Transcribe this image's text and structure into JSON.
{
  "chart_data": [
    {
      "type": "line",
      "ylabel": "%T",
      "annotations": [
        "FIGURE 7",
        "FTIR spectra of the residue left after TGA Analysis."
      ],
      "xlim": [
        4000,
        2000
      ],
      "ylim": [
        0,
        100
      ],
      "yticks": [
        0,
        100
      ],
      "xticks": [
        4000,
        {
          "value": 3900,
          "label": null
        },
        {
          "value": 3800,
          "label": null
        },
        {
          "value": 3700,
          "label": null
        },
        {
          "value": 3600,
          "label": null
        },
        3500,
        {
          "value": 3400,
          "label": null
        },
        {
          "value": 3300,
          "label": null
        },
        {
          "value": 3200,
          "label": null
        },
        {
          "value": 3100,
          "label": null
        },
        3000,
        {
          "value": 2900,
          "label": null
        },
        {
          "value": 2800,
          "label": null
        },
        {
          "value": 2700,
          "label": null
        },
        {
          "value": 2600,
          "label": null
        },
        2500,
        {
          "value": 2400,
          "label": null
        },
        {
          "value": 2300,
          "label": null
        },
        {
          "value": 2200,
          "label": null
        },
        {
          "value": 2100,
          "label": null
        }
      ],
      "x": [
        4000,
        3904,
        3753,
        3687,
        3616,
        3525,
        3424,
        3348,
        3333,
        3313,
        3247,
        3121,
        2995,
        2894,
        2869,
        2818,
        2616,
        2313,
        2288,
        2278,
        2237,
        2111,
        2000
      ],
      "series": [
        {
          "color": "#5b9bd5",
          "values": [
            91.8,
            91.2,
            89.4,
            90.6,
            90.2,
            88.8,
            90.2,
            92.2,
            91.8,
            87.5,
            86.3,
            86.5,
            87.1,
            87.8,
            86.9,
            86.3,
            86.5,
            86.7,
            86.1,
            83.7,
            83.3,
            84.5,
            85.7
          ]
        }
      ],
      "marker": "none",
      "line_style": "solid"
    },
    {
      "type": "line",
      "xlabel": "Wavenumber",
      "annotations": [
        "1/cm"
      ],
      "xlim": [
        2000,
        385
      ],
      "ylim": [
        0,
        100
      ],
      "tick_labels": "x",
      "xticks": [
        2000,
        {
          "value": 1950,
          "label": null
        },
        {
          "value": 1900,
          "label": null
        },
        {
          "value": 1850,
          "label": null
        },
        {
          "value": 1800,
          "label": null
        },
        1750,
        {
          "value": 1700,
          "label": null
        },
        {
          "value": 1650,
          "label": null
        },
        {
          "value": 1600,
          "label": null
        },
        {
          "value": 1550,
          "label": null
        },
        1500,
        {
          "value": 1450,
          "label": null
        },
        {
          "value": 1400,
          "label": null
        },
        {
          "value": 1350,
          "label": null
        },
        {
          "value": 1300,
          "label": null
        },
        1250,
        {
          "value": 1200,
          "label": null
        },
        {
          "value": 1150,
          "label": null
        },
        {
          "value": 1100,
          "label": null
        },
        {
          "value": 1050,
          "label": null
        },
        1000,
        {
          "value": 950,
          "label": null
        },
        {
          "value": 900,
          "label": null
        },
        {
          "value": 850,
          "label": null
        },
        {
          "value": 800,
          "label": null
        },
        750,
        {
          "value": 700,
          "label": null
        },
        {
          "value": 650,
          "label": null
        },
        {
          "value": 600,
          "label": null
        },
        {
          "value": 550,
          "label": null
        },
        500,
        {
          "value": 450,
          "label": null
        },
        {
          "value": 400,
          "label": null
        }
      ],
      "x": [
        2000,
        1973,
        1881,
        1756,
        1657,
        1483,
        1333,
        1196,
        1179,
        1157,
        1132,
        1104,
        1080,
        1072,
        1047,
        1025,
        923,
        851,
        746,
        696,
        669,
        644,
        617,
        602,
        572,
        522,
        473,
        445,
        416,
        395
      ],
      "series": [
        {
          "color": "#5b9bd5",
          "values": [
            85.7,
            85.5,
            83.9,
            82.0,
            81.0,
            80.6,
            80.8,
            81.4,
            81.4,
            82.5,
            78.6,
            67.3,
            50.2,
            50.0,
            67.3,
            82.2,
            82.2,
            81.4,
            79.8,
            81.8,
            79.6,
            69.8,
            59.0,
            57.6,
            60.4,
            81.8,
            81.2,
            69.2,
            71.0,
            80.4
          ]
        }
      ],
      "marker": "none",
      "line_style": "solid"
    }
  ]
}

#####

> _SET EXERCISE_
Quote each line of the data above exactly as written.

> _RESPONSE TO THIS EXERCISE_
Transcribe this image's text and structure into JSON.
{
  "chart_data": [
    {
      "type": "line",
      "ylabel": "%T",
      "annotations": [
        "FIGURE 7",
        "FTIR spectra of the residue left after TGA Analysis."
      ],
      "xlim": [
        4000,
        2000
      ],
      "ylim": [
        0,
        100
      ],
      "yticks": [
        0,
        100
      ],
      "xticks": [
        4000,
        {
          "value": 3900,
          "label": null
        },
        {
          "value": 3800,
          "label": null
        },
        {
          "value": 3700,
          "label": null
        },
        {
          "value": 3600,
          "label": null
        },
        3500,
        {
          "value": 3400,
          "label": null
        },
        {
          "value": 3300,
          "label": null
        },
        {
          "value": 3200,
          "label": null
        },
        {
          "value": 3100,
          "label": null
        },
        3000,
        {
          "value": 2900,
          "label": null
        },
        {
          "value": 2800,
          "label": null
        },
        {
          "value": 2700,
          "label": null
        },
        {
          "value": 2600,
          "label": null
        },
        2500,
        {
          "value": 2400,
          "label": null
        },
        {
          "value": 2300,
          "label": null
        },
        {
          "value": 2200,
          "label": null
        },
        {
          "value": 2100,
          "label": null
        }
      ],
      "x": [
        4000,
        3904,
        3753,
        3687,
        3616,
        3525,
        3424,
        3348,
        3333,
        3313,
        3247,
        3121,
        2995,
        2894,
        2869,
        2818,
        2616,
        2313,
        2288,
        2278,
        2237,
        2111,
        2000
      ],
      "series": [
        {
          "color": "#5b9bd5",
          "values": [
            91.8,
            91.2,
            89.4,
            90.6,
            90.2,
            88.8,
            90.2,
            92.2,
            91.8,
            87.5,
            86.3,
            86.5,
            87.1,
            87.8,
            86.9,
            86.3,
            86.5,
            86.7,
            86.1,
            83.7,
            83.3,
            84.5,
            85.7
          ]
        }
      ],
      "marker": "none",
      "line_style": "solid"
    },
    {
      "type": "line",
      "xlabel": "Wavenumber",
      "annotations": [
        "1/cm"
      ],
      "xlim": [
        2000,
        385
      ],
      "ylim": [
        0,
        100
      ],
      "tick_labels": "x",
      "xticks": [
        2000,
        {
          "value": 1950,
          "label": null
        },
        {
          "value": 1900,
          "label": null
        },
        {
          "value": 1850,
          "label": null
        },
        {
          "value": 1800,
          "label": null
        },
        1750,
        {
          "value": 1700,
          "label": null
        },
        {
          "value": 1650,
          "label": null
        },
        {
          "value": 1600,
          "label": null
        },
        {
          "value": 1550,
          "label": null
        },
        1500,
        {
          "value": 1450,
          "label": null
        },
        {
          "value": 1400,
          "label": null
        },
        {
          "value": 1350,
          "label": null
        },
        {
          "value": 1300,
          "label": null
        },
        1250,
        {
          "value": 1200,
          "label": null
        },
        {
          "value": 1150,
          "label": null
        },
        {
          "value": 1100,
          "label": null
        },
        {
          "value": 1050,
          "label": null
        },
        1000,
        {
          "value": 950,
          "label": null
        },
        {
          "value": 900,
          "label": null
        },
        {
          "value": 850,
          "label": null
        },
        {
          "value": 800,
          "label": null
        },
        750,
        {
          "value": 700,
          "label": null
        },
        {
          "value": 650,
          "label": null
        },
        {
          "value": 600,
          "label": null
        },
        {
          "value": 550,
          "label": null
        },
        500,
        {
          "value": 450,
          "label": null
        },
        {
          "value": 400,
          "label": null
        }
      ],
      "x": [
        2000,
        1973,
        1881,
        1756,
        1657,
        1483,
        1333,
        1196,
        1179,
        1157,
        1132,
        1104,
        1080,
        1072,
        1047,
        1025,
        923,
        851,
        746,
        696,
        669,
        644,
        617,
        602,
        572,
        522,
        473,
        445,
        416,
        395
      ],
      "series": [
        {
          "color": "#5b9bd5",
          "values": [
            85.7,
            85.5,
            83.9,
            82.0,
            81.0,
            80.6,
            80.8,
            81.4,
            81.4,
            82.5,
            78.6,
            67.3,
            50.2,
            50.0,
            67.3,
            82.2,
            82.2,
            81.4,
            79.8,
            81.8,
            79.6,
            69.8,
            59.0,
            57.6,
            60.4,
            81.8,
            81.2,
            69.2,
            71.0,
            80.4
          ]
        }
      ],
      "marker": "none",
      "line_style": "solid"
    }
  ]
}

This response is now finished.